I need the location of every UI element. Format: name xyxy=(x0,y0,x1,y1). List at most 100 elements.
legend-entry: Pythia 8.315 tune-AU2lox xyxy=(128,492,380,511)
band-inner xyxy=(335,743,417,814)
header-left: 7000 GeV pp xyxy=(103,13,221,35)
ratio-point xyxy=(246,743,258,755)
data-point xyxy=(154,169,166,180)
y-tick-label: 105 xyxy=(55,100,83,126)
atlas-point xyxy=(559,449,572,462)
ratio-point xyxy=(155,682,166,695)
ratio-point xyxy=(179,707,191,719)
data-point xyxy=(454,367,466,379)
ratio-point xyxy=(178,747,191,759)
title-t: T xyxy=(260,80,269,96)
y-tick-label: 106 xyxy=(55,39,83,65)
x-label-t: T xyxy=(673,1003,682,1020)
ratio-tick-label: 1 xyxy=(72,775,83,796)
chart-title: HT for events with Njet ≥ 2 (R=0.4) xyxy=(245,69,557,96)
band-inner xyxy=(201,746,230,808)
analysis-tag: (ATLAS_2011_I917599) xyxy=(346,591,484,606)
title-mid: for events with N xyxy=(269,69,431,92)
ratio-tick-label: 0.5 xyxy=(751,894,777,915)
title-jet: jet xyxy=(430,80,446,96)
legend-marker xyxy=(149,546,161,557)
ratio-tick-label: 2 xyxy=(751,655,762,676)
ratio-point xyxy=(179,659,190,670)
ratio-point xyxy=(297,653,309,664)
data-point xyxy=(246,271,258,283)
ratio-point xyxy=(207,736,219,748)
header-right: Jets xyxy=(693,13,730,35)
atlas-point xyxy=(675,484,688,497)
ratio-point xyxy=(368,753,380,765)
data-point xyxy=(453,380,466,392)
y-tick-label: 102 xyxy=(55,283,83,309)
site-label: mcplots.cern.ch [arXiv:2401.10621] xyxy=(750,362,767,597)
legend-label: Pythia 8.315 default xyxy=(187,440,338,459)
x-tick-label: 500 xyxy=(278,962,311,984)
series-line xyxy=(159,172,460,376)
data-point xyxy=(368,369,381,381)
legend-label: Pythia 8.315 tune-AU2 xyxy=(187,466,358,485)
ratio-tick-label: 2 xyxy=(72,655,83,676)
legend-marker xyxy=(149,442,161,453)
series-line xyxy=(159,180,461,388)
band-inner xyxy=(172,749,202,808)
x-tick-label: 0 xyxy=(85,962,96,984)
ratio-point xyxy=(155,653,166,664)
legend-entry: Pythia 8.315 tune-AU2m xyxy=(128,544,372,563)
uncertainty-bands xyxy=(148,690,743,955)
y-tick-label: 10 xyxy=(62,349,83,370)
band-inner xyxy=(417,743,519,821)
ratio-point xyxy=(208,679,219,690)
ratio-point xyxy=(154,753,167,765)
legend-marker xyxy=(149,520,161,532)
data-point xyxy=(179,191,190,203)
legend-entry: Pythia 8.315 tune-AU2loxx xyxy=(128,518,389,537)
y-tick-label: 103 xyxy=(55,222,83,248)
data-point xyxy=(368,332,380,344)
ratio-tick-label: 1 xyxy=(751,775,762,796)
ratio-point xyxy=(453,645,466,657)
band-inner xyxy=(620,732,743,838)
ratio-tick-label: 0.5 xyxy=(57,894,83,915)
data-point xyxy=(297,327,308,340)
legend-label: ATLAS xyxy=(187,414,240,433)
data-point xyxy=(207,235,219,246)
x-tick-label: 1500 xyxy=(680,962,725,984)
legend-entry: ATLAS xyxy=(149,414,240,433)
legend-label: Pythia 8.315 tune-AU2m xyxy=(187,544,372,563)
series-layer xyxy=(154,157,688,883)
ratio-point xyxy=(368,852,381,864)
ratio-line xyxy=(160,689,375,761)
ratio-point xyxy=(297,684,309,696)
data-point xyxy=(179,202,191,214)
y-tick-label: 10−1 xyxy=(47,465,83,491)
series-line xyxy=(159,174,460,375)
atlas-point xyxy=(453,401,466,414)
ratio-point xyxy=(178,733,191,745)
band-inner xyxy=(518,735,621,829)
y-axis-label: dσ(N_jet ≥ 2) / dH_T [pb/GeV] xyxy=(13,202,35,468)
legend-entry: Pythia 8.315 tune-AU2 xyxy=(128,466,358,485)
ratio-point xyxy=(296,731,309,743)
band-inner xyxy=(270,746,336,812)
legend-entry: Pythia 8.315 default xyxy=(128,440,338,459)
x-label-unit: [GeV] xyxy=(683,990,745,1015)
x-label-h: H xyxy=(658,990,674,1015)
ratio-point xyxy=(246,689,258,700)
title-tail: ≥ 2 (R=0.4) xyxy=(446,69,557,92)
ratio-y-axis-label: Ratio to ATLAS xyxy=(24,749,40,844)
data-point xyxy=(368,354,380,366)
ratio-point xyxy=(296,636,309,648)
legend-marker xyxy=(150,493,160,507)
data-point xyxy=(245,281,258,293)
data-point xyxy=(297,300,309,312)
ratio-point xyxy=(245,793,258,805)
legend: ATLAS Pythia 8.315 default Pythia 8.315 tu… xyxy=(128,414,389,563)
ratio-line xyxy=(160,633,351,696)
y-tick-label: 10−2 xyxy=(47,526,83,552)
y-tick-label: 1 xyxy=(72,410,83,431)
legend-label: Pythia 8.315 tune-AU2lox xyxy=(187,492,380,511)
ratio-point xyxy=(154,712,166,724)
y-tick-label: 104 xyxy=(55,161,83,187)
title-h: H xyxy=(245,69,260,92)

------------------------------------------------------------

# Task
Reproduce every line of the records above word for word, from the first line through the last.

# Response for this exercise
I need the location of every UI element. Format: name xyxy=(x0,y0,x1,y1). List at most 100 elements.
legend-entry: Pythia 8.315 tune-AU2lox xyxy=(128,492,380,511)
band-inner xyxy=(335,743,417,814)
header-left: 7000 GeV pp xyxy=(103,13,221,35)
ratio-point xyxy=(246,743,258,755)
data-point xyxy=(154,169,166,180)
y-tick-label: 105 xyxy=(55,100,83,126)
atlas-point xyxy=(559,449,572,462)
ratio-point xyxy=(155,682,166,695)
ratio-point xyxy=(179,707,191,719)
data-point xyxy=(454,367,466,379)
ratio-point xyxy=(178,747,191,759)
title-t: T xyxy=(260,80,269,96)
y-tick-label: 106 xyxy=(55,39,83,65)
x-label-t: T xyxy=(673,1003,682,1020)
ratio-tick-label: 1 xyxy=(72,775,83,796)
chart-title: HT for events with Njet ≥ 2 (R=0.4) xyxy=(245,69,557,96)
band-inner xyxy=(201,746,230,808)
analysis-tag: (ATLAS_2011_I917599) xyxy=(346,591,484,606)
title-mid: for events with N xyxy=(269,69,431,92)
ratio-tick-label: 0.5 xyxy=(751,894,777,915)
title-jet: jet xyxy=(430,80,446,96)
legend-marker xyxy=(149,546,161,557)
ratio-tick-label: 2 xyxy=(751,655,762,676)
ratio-point xyxy=(179,659,190,670)
ratio-point xyxy=(297,653,309,664)
data-point xyxy=(246,271,258,283)
ratio-point xyxy=(207,736,219,748)
header-right: Jets xyxy=(693,13,730,35)
atlas-point xyxy=(675,484,688,497)
ratio-point xyxy=(368,753,380,765)
data-point xyxy=(453,380,466,392)
y-tick-label: 102 xyxy=(55,283,83,309)
site-label: mcplots.cern.ch [arXiv:2401.10621] xyxy=(750,362,767,597)
legend-label: Pythia 8.315 default xyxy=(187,440,338,459)
x-tick-label: 500 xyxy=(278,962,311,984)
series-line xyxy=(159,172,460,376)
data-point xyxy=(368,369,381,381)
legend-label: Pythia 8.315 tune-AU2 xyxy=(187,466,358,485)
ratio-tick-label: 2 xyxy=(72,655,83,676)
legend-marker xyxy=(149,442,161,453)
series-line xyxy=(159,180,461,388)
band-inner xyxy=(172,749,202,808)
x-tick-label: 0 xyxy=(85,962,96,984)
ratio-point xyxy=(155,653,166,664)
legend-entry: Pythia 8.315 tune-AU2m xyxy=(128,544,372,563)
uncertainty-bands xyxy=(148,690,743,955)
y-tick-label: 10 xyxy=(62,349,83,370)
band-inner xyxy=(417,743,519,821)
ratio-point xyxy=(208,679,219,690)
ratio-point xyxy=(154,753,167,765)
legend-marker xyxy=(149,520,161,532)
data-point xyxy=(179,191,190,203)
legend-entry: Pythia 8.315 tune-AU2loxx xyxy=(128,518,389,537)
y-tick-label: 103 xyxy=(55,222,83,248)
data-point xyxy=(368,332,380,344)
ratio-tick-label: 1 xyxy=(751,775,762,796)
ratio-point xyxy=(453,645,466,657)
band-inner xyxy=(620,732,743,838)
ratio-tick-label: 0.5 xyxy=(57,894,83,915)
data-point xyxy=(297,327,308,340)
legend-label: ATLAS xyxy=(187,414,240,433)
data-point xyxy=(207,235,219,246)
x-tick-label: 1500 xyxy=(680,962,725,984)
legend-entry: ATLAS xyxy=(149,414,240,433)
legend-label: Pythia 8.315 tune-AU2m xyxy=(187,544,372,563)
series-layer xyxy=(154,157,688,883)
ratio-point xyxy=(368,852,381,864)
ratio-line xyxy=(160,689,375,761)
ratio-point xyxy=(297,684,309,696)
data-point xyxy=(179,202,191,214)
y-tick-label: 10−1 xyxy=(47,465,83,491)
series-line xyxy=(159,174,460,375)
atlas-point xyxy=(453,401,466,414)
ratio-point xyxy=(178,733,191,745)
band-inner xyxy=(518,735,621,829)
y-axis-label: dσ(N_jet ≥ 2) / dH_T [pb/GeV] xyxy=(13,202,35,468)
legend-entry: Pythia 8.315 tune-AU2 xyxy=(128,466,358,485)
ratio-point xyxy=(296,731,309,743)
band-inner xyxy=(270,746,336,812)
legend-entry: Pythia 8.315 default xyxy=(128,440,338,459)
x-label-unit: [GeV] xyxy=(683,990,745,1015)
x-label-h: H xyxy=(658,990,674,1015)
ratio-point xyxy=(246,689,258,700)
title-tail: ≥ 2 (R=0.4) xyxy=(446,69,557,92)
ratio-y-axis-label: Ratio to ATLAS xyxy=(24,749,40,844)
data-point xyxy=(368,354,380,366)
ratio-point xyxy=(296,636,309,648)
legend-marker xyxy=(150,493,160,507)
data-point xyxy=(245,281,258,293)
data-point xyxy=(297,300,309,312)
ratio-point xyxy=(245,793,258,805)
legend: ATLAS Pythia 8.315 default Pythia 8.315 tu… xyxy=(128,414,389,563)
ratio-line xyxy=(160,633,351,696)
y-tick-label: 10−2 xyxy=(47,526,83,552)
y-tick-label: 1 xyxy=(72,410,83,431)
legend-label: Pythia 8.315 tune-AU2lox xyxy=(187,492,380,511)
ratio-point xyxy=(154,712,166,724)
y-tick-label: 104 xyxy=(55,161,83,187)
title-h: H xyxy=(245,69,260,92)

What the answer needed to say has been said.